-- START OF AVAILABLE DATA --

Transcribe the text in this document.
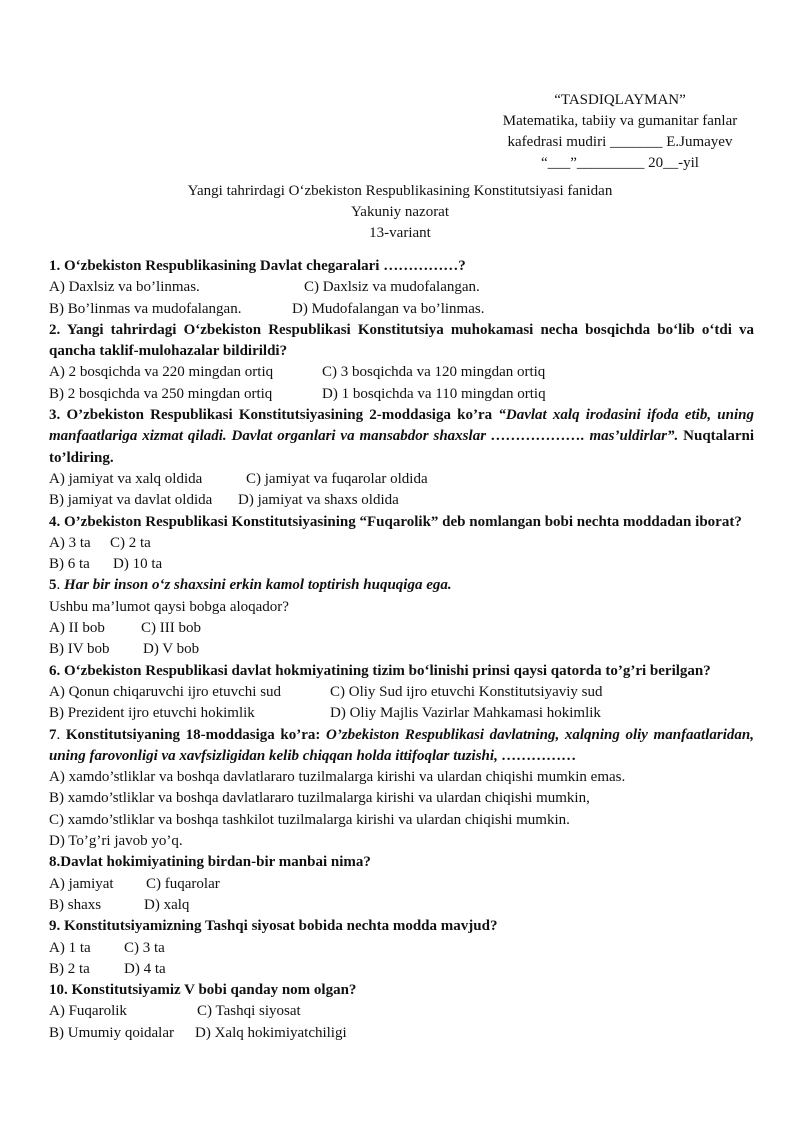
“TASDIQLAYMAN”
Matematika, tabiiy va gumanitar fanlar
kafedrasi mudiri _______ E.Jumayev
“___”_________ 20__-yil
Yangi tahrirdagi O‘zbekiston Respublikasining Konstitutsiyasi fanidan
Yakuniy nazorat
13-variant
1. O‘zbekiston Respublikasining Davlat chegaralari ……………?
A) Daxlsiz va bo’linmas.	C) Daxlsiz va mudofalangan.
B) Bo’linmas va mudofalangan.	D) Mudofalangan va bo’linmas.
2. Yangi tahrirdagi O‘zbekiston Respublikasi Konstitutsiya muhokamasi necha bosqichda bo‘lib o‘tdi va qancha taklif-mulohazalar bildirildi?
A) 2 bosqichda va 220 mingdan ortiq	C) 3 bosqichda va 120 mingdan ortiq
B) 2 bosqichda va 250 mingdan ortiq	D) 1 bosqichda va 110 mingdan ortiq
3. O’zbekiston Respublikasi Konstitutsiyasining 2-moddasiga ko’ra “Davlat xalq irodasini ifoda etib, uning manfaatlariga xizmat qiladi. Davlat organlari va mansabdor shaxslar ………………. mas’uldirlar”. Nuqtalarni to’ldiring.
A) jamiyat va xalq oldida	C) jamiyat va fuqarolar oldida
B) jamiyat va davlat oldida D) jamiyat va shaxs oldida
4. O’zbekiston Respublikasi Konstitutsiyasining “Fuqarolik” deb nomlangan bobi nechta moddadan iborat?
A) 3 ta C) 2 ta
B) 6 ta D) 10 ta
5. Har bir inson o‘z shaxsini erkin kamol toptirish huquqiga ega.
Ushbu ma’lumot qaysi bobga aloqador?
A) II bob C) III bob
B) IV bob D) V bob
6. O‘zbekiston Respublikasi davlat hokmiyatining tizim bo‘linishi prinsi qaysi qatorda to’g’ri berilgan?
A) Qonun chiqaruvchi ijro etuvchi sud	C) Oliy Sud ijro etuvchi Konstitutsiyaviy sud
B) Prezident ijro etuvchi hokimlik	D) Oliy Majlis Vazirlar Mahkamasi hokimlik
7. Konstitutsiyaning 18-moddasiga ko’ra: O’zbekiston Respublikasi davlatning, xalqning oliy manfaatlaridan, uning farovonligi va xavfsizligidan kelib chiqqan holda ittifoqlar tuzishi, ……………
A) xamdo’stliklar va boshqa davlatlararo tuzilmalarga kirishi va ulardan chiqishi mumkin emas.
B) xamdo’stliklar va boshqa davlatlararo tuzilmalarga kirishi va ulardan chiqishi mumkin,
C) xamdo’stliklar va boshqa tashkilot tuzilmalarga kirishi va ulardan chiqishi mumkin.
D) To’g’ri javob yo’q.
8.Davlat hokimiyatining birdan-bir manbai nima?
A) jamiyat C) fuqarolar
B) shaxs	D) xalq
9. Konstitutsiyamizning Tashqi siyosat bobida nechta modda mavjud?
A) 1 ta C) 3 ta
B) 2 ta D) 4 ta
10. Konstitutsiyamiz V bobi qanday nom olgan?
A) Fuqarolik	C) Tashqi siyosat
B) Umumiy qoidalar D) Xalq hokimiyatchiligi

-- END OF AVAILABLE DATA --

_TASK BRIEF_
Repeat the records above verbatim, with no pictures in the result.

_SOLUTION_
Transcribe the text in this document.
“TASDIQLAYMAN”
Matematika, tabiiy va gumanitar fanlar
kafedrasi mudiri _______ E.Jumayev
“___”_________ 20__-yil
Yangi tahrirdagi O‘zbekiston Respublikasining Konstitutsiyasi fanidan
Yakuniy nazorat
13-variant
1. O‘zbekiston Respublikasining Davlat chegaralari ……………?
A) Daxlsiz va bo’linmas.	C) Daxlsiz va mudofalangan.
B) Bo’linmas va mudofalangan.	D) Mudofalangan va bo’linmas.
2. Yangi tahrirdagi O‘zbekiston Respublikasi Konstitutsiya muhokamasi necha bosqichda bo‘lib o‘tdi va qancha taklif-mulohazalar bildirildi?
A) 2 bosqichda va 220 mingdan ortiq	C) 3 bosqichda va 120 mingdan ortiq
B) 2 bosqichda va 250 mingdan ortiq	D) 1 bosqichda va 110 mingdan ortiq
3. O’zbekiston Respublikasi Konstitutsiyasining 2-moddasiga ko’ra “Davlat xalq irodasini ifoda etib, uning manfaatlariga xizmat qiladi. Davlat organlari va mansabdor shaxslar ………………. mas’uldirlar”. Nuqtalarni to’ldiring.
A) jamiyat va xalq oldida	C) jamiyat va fuqarolar oldida
B) jamiyat va davlat oldida D) jamiyat va shaxs oldida
4. O’zbekiston Respublikasi Konstitutsiyasining “Fuqarolik” deb nomlangan bobi nechta moddadan iborat?
A) 3 ta C) 2 ta
B) 6 ta D) 10 ta
5. Har bir inson o‘z shaxsini erkin kamol toptirish huquqiga ega.
Ushbu ma’lumot qaysi bobga aloqador?
A) II bob C) III bob
B) IV bob D) V bob
6. O‘zbekiston Respublikasi davlat hokmiyatining tizim bo‘linishi prinsi qaysi qatorda to’g’ri berilgan?
A) Qonun chiqaruvchi ijro etuvchi sud	C) Oliy Sud ijro etuvchi Konstitutsiyaviy sud
B) Prezident ijro etuvchi hokimlik	D) Oliy Majlis Vazirlar Mahkamasi hokimlik
7. Konstitutsiyaning 18-moddasiga ko’ra: O’zbekiston Respublikasi davlatning, xalqning oliy manfaatlaridan, uning farovonligi va xavfsizligidan kelib chiqqan holda ittifoqlar tuzishi, ……………
A) xamdo’stliklar va boshqa davlatlararo tuzilmalarga kirishi va ulardan chiqishi mumkin emas.
B) xamdo’stliklar va boshqa davlatlararo tuzilmalarga kirishi va ulardan chiqishi mumkin,
C) xamdo’stliklar va boshqa tashkilot tuzilmalarga kirishi va ulardan chiqishi mumkin.
D) To’g’ri javob yo’q.
8.Davlat hokimiyatining birdan-bir manbai nima?
A) jamiyat C) fuqarolar
B) shaxs	D) xalq
9. Konstitutsiyamizning Tashqi siyosat bobida nechta modda mavjud?
A) 1 ta C) 3 ta
B) 2 ta D) 4 ta
10. Konstitutsiyamiz V bobi qanday nom olgan?
A) Fuqarolik	C) Tashqi siyosat
B) Umumiy qoidalar D) Xalq hokimiyatchiligi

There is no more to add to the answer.